DIRECTIVE
Write the entries out again exactly as they stand, but without the pictures.

RAW DATA
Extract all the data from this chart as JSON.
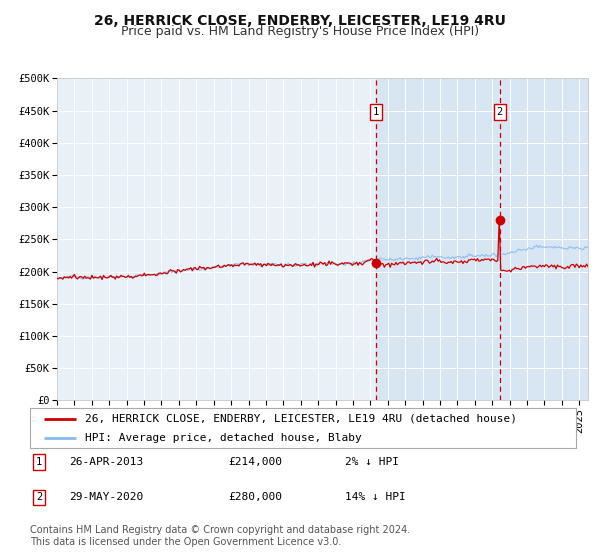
{
  "title": "26, HERRICK CLOSE, ENDERBY, LEICESTER, LE19 4RU",
  "subtitle": "Price paid vs. HM Land Registry's House Price Index (HPI)",
  "ylim": [
    0,
    500000
  ],
  "xlim_start": 1995.0,
  "xlim_end": 2025.5,
  "yticks": [
    0,
    50000,
    100000,
    150000,
    200000,
    250000,
    300000,
    350000,
    400000,
    450000,
    500000
  ],
  "ytick_labels": [
    "£0",
    "£50K",
    "£100K",
    "£150K",
    "£200K",
    "£250K",
    "£300K",
    "£350K",
    "£400K",
    "£450K",
    "£500K"
  ],
  "plot_bg_color": "#e8f0f8",
  "line1_color": "#cc0000",
  "line2_color": "#88bbee",
  "marker_color": "#cc0000",
  "vline_color": "#cc0000",
  "vline1_x": 2013.32,
  "vline2_x": 2020.42,
  "marker1_x": 2013.32,
  "marker1_y": 214000,
  "marker2_x": 2020.42,
  "marker2_y": 280000,
  "shade_start": 2013.32,
  "shade_end": 2025.5,
  "legend_line1": "26, HERRICK CLOSE, ENDERBY, LEICESTER, LE19 4RU (detached house)",
  "legend_line2": "HPI: Average price, detached house, Blaby",
  "note1_label": "1",
  "note1_date": "26-APR-2013",
  "note1_price": "£214,000",
  "note1_hpi": "2% ↓ HPI",
  "note2_label": "2",
  "note2_date": "29-MAY-2020",
  "note2_price": "£280,000",
  "note2_hpi": "14% ↓ HPI",
  "footnote": "Contains HM Land Registry data © Crown copyright and database right 2024.\nThis data is licensed under the Open Government Licence v3.0.",
  "title_fontsize": 10,
  "subtitle_fontsize": 9,
  "tick_fontsize": 7.5,
  "legend_fontsize": 8,
  "note_fontsize": 8,
  "footnote_fontsize": 7
}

TASK ANSWER
Extract all the data from this chart as JSON.
{
  "title": "26, HERRICK CLOSE, ENDERBY, LEICESTER, LE19 4RU",
  "subtitle": "Price paid vs. HM Land Registry's House Price Index (HPI)",
  "ylim": [
    0,
    500000
  ],
  "xlim_start": 1995.0,
  "xlim_end": 2025.5,
  "yticks": [
    0,
    50000,
    100000,
    150000,
    200000,
    250000,
    300000,
    350000,
    400000,
    450000,
    500000
  ],
  "ytick_labels": [
    "£0",
    "£50K",
    "£100K",
    "£150K",
    "£200K",
    "£250K",
    "£300K",
    "£350K",
    "£400K",
    "£450K",
    "£500K"
  ],
  "plot_bg_color": "#e8f0f8",
  "line1_color": "#cc0000",
  "line2_color": "#88bbee",
  "marker_color": "#cc0000",
  "vline_color": "#cc0000",
  "vline1_x": 2013.32,
  "vline2_x": 2020.42,
  "marker1_x": 2013.32,
  "marker1_y": 214000,
  "marker2_x": 2020.42,
  "marker2_y": 280000,
  "shade_start": 2013.32,
  "shade_end": 2025.5,
  "legend_line1": "26, HERRICK CLOSE, ENDERBY, LEICESTER, LE19 4RU (detached house)",
  "legend_line2": "HPI: Average price, detached house, Blaby",
  "note1_label": "1",
  "note1_date": "26-APR-2013",
  "note1_price": "£214,000",
  "note1_hpi": "2% ↓ HPI",
  "note2_label": "2",
  "note2_date": "29-MAY-2020",
  "note2_price": "£280,000",
  "note2_hpi": "14% ↓ HPI",
  "footnote": "Contains HM Land Registry data © Crown copyright and database right 2024.\nThis data is licensed under the Open Government Licence v3.0.",
  "title_fontsize": 10,
  "subtitle_fontsize": 9,
  "tick_fontsize": 7.5,
  "legend_fontsize": 8,
  "note_fontsize": 8,
  "footnote_fontsize": 7
}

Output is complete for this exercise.